### WHAT YOU WILL DO
Working from the line that contains "OCR this image." down to the last line below, repeat each line exactly.

-- START PROVIDED DATA --

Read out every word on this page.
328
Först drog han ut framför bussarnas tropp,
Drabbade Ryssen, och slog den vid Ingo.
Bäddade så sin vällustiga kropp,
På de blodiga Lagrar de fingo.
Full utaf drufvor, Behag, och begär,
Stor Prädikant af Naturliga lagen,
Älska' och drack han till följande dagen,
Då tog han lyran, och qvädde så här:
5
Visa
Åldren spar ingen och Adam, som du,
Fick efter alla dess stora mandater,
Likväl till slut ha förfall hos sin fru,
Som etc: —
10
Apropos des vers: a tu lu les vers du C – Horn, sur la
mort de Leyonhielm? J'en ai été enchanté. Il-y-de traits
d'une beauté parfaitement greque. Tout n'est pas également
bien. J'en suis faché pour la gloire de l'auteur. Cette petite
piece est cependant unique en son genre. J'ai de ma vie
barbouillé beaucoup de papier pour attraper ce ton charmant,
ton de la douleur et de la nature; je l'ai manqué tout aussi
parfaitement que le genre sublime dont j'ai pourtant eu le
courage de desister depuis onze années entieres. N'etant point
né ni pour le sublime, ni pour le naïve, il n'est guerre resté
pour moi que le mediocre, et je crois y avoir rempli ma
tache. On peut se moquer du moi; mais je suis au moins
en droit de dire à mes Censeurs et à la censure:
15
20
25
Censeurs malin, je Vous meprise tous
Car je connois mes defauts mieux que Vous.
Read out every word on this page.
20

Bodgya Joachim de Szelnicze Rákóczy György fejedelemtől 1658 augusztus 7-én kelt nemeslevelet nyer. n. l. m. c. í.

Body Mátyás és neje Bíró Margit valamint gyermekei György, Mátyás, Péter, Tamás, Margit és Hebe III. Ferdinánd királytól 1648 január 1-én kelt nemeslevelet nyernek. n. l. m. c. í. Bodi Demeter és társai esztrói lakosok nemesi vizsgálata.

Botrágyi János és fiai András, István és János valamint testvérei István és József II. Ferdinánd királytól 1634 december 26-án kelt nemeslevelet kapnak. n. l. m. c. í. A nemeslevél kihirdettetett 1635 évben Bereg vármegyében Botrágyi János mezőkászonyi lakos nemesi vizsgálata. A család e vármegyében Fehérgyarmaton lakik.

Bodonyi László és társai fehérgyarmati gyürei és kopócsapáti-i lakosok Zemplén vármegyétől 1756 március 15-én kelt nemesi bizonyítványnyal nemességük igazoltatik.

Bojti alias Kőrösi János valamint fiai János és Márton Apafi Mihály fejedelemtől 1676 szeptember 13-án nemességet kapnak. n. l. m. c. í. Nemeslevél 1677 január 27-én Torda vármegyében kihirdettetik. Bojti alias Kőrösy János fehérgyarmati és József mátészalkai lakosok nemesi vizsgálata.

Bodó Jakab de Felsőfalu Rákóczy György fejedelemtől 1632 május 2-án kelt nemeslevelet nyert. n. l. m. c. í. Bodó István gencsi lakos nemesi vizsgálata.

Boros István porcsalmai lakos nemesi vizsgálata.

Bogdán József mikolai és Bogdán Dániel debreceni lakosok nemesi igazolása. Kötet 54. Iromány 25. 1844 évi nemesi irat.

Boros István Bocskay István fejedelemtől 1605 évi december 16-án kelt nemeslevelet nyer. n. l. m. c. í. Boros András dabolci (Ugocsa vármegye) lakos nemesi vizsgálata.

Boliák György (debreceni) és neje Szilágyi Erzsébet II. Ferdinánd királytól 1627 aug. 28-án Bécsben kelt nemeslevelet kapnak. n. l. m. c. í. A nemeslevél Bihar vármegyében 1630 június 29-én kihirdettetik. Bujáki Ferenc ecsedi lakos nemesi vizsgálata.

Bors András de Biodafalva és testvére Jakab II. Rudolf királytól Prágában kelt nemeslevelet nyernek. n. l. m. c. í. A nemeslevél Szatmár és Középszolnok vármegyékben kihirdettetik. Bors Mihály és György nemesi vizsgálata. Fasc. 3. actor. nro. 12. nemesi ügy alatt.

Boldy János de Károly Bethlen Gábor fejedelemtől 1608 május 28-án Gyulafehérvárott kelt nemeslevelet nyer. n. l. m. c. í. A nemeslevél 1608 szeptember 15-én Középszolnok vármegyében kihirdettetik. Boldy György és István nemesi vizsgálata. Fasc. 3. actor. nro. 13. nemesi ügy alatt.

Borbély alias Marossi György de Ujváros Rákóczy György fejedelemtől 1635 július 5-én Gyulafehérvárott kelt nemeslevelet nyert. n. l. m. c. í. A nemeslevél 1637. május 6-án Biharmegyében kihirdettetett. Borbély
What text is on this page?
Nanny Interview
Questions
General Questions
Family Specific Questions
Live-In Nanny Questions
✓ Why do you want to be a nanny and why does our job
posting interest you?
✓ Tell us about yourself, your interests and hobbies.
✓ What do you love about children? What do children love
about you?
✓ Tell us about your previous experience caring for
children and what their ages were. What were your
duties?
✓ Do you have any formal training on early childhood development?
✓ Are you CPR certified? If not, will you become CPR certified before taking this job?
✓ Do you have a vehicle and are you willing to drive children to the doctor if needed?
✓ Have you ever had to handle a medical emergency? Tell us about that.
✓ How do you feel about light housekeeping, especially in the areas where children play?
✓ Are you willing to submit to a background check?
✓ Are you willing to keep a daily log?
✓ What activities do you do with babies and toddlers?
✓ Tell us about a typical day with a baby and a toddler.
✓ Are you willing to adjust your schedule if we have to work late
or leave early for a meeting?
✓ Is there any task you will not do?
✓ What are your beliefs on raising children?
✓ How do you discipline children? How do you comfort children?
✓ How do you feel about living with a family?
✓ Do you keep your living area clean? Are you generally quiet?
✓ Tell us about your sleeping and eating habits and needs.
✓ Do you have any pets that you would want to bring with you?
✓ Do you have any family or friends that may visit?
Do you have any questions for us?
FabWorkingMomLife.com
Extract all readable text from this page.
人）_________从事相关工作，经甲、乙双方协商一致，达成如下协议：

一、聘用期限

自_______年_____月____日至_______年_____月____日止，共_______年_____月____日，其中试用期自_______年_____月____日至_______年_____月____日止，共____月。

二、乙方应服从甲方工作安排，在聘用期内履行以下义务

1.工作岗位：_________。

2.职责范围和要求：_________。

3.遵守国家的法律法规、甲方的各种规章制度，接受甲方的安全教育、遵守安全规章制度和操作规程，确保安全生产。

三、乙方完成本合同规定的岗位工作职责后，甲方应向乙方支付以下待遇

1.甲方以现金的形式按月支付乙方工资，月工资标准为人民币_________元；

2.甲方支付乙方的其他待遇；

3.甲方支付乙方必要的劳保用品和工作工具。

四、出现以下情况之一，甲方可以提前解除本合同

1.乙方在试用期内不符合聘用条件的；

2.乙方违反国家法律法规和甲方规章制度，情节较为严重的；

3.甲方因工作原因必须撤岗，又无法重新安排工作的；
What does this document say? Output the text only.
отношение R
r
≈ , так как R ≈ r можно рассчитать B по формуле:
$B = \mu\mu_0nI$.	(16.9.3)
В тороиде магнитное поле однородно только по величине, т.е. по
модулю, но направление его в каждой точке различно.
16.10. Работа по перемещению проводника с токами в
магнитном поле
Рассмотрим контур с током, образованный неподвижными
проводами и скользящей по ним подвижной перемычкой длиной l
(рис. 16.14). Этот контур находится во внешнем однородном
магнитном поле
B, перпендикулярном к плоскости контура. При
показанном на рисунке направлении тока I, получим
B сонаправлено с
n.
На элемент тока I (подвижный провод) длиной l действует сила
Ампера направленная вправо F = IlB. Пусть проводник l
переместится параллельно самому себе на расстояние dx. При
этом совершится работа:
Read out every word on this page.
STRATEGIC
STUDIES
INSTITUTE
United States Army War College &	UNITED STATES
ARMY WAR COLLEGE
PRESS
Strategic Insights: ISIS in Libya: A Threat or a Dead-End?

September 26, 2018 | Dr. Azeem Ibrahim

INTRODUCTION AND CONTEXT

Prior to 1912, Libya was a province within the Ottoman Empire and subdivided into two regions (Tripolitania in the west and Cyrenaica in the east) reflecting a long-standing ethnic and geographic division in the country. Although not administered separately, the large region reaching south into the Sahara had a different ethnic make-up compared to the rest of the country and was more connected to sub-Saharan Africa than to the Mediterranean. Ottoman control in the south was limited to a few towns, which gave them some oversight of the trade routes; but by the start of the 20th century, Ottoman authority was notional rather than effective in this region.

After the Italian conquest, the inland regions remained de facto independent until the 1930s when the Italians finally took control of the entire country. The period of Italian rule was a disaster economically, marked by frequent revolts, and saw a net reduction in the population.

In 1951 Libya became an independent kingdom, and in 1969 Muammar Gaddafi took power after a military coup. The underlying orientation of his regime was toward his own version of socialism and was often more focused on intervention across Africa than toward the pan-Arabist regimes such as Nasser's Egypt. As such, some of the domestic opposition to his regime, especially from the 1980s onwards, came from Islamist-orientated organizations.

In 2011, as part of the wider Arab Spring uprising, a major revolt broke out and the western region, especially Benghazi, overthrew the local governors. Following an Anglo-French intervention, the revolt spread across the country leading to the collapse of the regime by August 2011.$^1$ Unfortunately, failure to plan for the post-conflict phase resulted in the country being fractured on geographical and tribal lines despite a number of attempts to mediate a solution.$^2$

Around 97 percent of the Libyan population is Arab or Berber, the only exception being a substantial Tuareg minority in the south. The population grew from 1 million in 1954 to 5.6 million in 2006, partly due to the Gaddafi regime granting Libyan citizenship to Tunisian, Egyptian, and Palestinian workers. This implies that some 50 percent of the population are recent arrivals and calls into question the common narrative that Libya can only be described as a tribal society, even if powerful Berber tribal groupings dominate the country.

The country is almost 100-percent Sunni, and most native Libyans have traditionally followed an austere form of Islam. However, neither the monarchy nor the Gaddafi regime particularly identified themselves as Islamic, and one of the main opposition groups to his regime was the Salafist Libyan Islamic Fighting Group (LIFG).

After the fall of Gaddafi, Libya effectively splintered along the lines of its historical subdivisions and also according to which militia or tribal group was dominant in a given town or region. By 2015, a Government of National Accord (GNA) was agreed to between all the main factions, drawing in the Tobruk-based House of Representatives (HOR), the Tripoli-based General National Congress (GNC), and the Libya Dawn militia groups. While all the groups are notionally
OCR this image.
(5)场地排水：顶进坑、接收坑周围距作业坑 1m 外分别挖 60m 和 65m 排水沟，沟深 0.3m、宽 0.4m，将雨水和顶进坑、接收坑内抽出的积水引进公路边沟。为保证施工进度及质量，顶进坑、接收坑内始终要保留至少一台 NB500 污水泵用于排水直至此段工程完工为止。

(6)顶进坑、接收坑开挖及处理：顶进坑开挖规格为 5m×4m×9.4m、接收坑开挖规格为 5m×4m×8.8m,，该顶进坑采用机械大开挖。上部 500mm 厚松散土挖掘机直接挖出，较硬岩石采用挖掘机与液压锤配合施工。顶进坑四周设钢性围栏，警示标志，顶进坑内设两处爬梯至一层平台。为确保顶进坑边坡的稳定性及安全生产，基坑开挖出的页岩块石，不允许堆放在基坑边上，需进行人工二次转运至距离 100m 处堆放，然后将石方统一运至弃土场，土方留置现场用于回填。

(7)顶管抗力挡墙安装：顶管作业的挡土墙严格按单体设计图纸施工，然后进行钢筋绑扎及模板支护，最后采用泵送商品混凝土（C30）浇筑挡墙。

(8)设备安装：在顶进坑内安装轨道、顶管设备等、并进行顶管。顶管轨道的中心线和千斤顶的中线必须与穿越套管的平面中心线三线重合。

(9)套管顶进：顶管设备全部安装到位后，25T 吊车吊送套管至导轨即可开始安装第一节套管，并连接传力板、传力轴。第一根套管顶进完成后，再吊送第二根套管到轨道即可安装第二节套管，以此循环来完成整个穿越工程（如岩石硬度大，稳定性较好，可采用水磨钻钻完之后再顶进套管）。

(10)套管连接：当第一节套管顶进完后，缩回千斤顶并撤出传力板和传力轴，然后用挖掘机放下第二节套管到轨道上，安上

-- END PROVIDED DATA --

### WRITTEN RESPONSE
OCR this image.
(5)场地排水：顶进坑、接收坑周围距作业坑 1m 外分别挖 60m 和 65m 排水沟，沟深 0.3m、宽 0.4m，将雨水和顶进坑、接收坑内抽出的积水引进公路边沟。为保证施工进度及质量，顶进坑、接收坑内始终要保留至少一台 NB500 污水泵用于排水直至此段工程完工为止。

(6)顶进坑、接收坑开挖及处理：顶进坑开挖规格为 5m×4m×9.4m、接收坑开挖规格为 5m×4m×8.8m,，该顶进坑采用机械大开挖。上部 500mm 厚松散土挖掘机直接挖出，较硬岩石采用挖掘机与液压锤配合施工。顶进坑四周设钢性围栏，警示标志，顶进坑内设两处爬梯至一层平台。为确保顶进坑边坡的稳定性及安全生产，基坑开挖出的页岩块石，不允许堆放在基坑边上，需进行人工二次转运至距离 100m 处堆放，然后将石方统一运至弃土场，土方留置现场用于回填。

(7)顶管抗力挡墙安装：顶管作业的挡土墙严格按单体设计图纸施工，然后进行钢筋绑扎及模板支护，最后采用泵送商品混凝土（C30）浇筑挡墙。

(8)设备安装：在顶进坑内安装轨道、顶管设备等、并进行顶管。顶管轨道的中心线和千斤顶的中线必须与穿越套管的平面中心线三线重合。

(9)套管顶进：顶管设备全部安装到位后，25T 吊车吊送套管至导轨即可开始安装第一节套管，并连接传力板、传力轴。第一根套管顶进完成后，再吊送第二根套管到轨道即可安装第二节套管，以此循环来完成整个穿越工程（如岩石硬度大，稳定性较好，可采用水磨钻钻完之后再顶进套管）。

(10)套管连接：当第一节套管顶进完后，缩回千斤顶并撤出传力板和传力轴，然后用挖掘机放下第二节套管到轨道上，安上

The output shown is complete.